[Dataset entries]
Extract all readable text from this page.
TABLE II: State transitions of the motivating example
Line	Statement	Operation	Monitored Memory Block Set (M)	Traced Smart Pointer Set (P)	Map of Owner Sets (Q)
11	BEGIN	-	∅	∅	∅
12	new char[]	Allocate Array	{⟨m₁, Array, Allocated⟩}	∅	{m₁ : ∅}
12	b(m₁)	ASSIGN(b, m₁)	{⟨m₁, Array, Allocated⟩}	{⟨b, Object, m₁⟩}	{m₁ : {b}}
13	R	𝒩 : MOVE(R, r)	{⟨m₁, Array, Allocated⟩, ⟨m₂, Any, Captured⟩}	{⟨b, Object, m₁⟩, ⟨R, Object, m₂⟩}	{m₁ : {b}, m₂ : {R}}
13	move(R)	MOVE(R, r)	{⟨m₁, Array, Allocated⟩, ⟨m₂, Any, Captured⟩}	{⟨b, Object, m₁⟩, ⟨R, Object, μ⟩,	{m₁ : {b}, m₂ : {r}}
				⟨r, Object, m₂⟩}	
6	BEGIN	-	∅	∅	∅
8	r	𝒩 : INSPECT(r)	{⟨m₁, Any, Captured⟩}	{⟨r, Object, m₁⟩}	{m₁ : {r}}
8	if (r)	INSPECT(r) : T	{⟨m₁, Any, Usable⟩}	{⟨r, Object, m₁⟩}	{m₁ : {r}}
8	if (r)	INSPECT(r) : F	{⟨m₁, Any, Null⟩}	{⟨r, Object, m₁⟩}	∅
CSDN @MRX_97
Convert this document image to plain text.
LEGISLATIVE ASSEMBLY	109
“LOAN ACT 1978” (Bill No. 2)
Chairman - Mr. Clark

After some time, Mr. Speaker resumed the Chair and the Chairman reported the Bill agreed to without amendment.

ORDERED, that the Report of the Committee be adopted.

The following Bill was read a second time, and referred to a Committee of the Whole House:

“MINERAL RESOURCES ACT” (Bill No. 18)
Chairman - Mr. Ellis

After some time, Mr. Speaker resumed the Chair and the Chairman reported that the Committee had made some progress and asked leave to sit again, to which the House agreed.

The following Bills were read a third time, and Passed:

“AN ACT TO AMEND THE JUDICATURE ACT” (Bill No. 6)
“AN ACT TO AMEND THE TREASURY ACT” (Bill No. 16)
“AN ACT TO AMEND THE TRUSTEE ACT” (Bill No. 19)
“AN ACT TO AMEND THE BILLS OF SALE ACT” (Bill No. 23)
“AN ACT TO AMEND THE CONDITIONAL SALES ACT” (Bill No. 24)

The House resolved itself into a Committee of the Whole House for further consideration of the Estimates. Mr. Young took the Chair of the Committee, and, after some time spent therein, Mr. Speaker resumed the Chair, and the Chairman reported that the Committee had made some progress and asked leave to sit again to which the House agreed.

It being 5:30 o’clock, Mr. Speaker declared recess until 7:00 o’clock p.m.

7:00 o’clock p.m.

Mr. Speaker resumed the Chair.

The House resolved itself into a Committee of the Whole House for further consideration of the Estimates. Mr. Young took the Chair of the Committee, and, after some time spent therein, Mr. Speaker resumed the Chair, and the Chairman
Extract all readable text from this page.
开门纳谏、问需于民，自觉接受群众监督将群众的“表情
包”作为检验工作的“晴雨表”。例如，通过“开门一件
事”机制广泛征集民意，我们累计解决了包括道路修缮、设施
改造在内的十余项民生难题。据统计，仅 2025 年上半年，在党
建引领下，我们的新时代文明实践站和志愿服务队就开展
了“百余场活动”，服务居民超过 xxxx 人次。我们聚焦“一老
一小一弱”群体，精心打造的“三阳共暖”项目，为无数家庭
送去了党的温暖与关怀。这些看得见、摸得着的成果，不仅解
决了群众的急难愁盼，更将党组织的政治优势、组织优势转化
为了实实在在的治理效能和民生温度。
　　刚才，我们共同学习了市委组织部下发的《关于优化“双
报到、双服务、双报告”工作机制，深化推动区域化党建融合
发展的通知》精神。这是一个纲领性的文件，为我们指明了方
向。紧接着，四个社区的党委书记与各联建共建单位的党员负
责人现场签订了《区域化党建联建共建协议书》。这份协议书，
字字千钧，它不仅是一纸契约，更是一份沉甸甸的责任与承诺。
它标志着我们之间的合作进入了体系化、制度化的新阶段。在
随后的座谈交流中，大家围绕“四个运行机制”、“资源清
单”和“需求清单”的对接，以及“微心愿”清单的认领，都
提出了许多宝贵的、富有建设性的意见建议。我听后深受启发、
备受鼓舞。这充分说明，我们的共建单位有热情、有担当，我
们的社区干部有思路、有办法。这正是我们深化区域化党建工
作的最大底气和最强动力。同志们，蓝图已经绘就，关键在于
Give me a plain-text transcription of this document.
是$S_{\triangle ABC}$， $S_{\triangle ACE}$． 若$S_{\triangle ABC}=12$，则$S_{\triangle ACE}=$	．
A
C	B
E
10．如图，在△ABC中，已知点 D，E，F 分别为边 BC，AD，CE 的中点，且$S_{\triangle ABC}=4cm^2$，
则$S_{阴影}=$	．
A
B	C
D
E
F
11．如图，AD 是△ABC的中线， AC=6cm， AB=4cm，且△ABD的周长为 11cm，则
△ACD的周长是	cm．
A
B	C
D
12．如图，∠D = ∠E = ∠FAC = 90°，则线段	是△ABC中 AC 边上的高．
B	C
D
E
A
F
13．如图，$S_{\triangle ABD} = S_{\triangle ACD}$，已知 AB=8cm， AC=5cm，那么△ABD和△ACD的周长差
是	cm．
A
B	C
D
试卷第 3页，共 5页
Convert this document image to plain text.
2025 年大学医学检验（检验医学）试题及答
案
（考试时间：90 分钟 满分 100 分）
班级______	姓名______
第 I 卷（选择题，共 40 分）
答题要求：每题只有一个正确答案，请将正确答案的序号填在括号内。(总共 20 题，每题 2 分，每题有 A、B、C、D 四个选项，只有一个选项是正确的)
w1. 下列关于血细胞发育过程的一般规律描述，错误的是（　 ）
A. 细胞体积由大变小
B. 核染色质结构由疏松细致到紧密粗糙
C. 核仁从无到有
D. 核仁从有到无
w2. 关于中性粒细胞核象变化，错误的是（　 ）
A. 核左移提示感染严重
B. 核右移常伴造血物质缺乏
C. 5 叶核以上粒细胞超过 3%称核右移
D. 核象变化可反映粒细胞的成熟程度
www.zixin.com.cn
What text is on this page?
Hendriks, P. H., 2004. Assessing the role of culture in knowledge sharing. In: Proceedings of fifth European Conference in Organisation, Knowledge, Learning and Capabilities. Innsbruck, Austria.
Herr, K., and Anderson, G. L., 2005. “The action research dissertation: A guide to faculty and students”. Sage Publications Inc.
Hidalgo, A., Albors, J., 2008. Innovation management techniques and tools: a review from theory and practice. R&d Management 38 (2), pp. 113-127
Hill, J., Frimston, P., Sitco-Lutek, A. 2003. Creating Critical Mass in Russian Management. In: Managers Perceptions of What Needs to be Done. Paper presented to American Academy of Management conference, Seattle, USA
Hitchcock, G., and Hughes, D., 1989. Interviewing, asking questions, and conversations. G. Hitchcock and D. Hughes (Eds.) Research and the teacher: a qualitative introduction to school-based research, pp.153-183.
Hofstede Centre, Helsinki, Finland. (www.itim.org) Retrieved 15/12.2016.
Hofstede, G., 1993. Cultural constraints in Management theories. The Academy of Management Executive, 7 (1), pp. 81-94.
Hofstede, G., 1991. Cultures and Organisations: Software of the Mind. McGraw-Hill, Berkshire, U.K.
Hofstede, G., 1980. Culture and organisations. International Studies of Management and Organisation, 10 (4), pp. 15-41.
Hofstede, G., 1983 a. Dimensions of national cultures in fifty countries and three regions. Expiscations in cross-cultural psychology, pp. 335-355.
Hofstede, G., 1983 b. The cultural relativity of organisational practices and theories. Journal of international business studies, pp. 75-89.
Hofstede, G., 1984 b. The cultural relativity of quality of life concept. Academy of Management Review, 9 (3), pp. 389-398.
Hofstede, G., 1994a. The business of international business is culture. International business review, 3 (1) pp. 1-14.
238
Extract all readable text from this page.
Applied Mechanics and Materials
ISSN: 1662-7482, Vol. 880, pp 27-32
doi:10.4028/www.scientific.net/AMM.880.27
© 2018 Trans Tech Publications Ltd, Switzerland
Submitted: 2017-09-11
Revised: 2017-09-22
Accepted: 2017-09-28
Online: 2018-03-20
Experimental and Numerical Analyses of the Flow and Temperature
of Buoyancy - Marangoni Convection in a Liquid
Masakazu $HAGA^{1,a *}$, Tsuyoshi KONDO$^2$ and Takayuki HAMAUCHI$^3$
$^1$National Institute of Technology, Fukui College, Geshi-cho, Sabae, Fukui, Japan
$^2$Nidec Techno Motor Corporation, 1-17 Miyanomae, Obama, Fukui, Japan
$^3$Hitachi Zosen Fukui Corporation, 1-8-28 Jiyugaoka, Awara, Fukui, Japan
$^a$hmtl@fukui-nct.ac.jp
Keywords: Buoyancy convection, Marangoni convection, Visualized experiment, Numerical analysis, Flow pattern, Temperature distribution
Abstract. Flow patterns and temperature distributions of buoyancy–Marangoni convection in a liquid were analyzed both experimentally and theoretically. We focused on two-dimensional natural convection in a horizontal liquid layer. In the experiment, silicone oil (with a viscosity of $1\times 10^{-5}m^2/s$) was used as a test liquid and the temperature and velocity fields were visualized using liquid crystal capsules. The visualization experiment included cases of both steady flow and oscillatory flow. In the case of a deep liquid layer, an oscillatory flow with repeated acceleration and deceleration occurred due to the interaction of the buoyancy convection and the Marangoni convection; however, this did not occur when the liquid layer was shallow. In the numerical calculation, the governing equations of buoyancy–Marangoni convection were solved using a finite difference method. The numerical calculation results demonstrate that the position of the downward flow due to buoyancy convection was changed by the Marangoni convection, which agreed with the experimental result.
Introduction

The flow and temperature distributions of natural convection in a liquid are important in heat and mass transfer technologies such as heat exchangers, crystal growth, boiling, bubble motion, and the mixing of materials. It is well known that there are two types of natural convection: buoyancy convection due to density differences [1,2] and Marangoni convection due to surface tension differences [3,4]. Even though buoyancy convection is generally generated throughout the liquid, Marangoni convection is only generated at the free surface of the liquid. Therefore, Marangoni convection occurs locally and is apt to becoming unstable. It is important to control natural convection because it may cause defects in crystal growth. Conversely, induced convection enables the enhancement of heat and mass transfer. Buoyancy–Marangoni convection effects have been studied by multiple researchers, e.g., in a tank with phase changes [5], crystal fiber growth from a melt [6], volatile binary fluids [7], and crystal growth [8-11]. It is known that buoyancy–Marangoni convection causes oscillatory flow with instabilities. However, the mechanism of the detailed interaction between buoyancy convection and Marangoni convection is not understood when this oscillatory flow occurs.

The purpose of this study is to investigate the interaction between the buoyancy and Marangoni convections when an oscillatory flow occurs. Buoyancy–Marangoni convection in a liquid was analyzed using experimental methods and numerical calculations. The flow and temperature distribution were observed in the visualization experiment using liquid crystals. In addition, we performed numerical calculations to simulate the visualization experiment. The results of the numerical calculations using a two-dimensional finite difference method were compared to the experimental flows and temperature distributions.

- AIM: Copy each line from the data above that includes "Management".

- RESULT OF THE EXERCISE:
Hidalgo, A., Albors, J., 2008. Innovation management techniques and tools: a review from theory and practice. R&d Management 38 (2), pp. 113-127
Hill, J., Frimston, P., Sitco-Lutek, A. 2003. Creating Critical Mass in Russian Management. In: Managers Perceptions of What Needs to be Done. Paper presented to American Academy of Management conference, Seattle, USA
Hofstede, G., 1993. Cultural constraints in Management theories. The Academy of Management Executive, 7 (1), pp. 81-94.
Hofstede, G., 1980. Culture and organisations. International Studies of Management and Organisation, 10 (4), pp. 15-41.
Hofstede, G., 1984 b. The cultural relativity of quality of life concept. Academy of Management Review, 9 (3), pp. 389-398.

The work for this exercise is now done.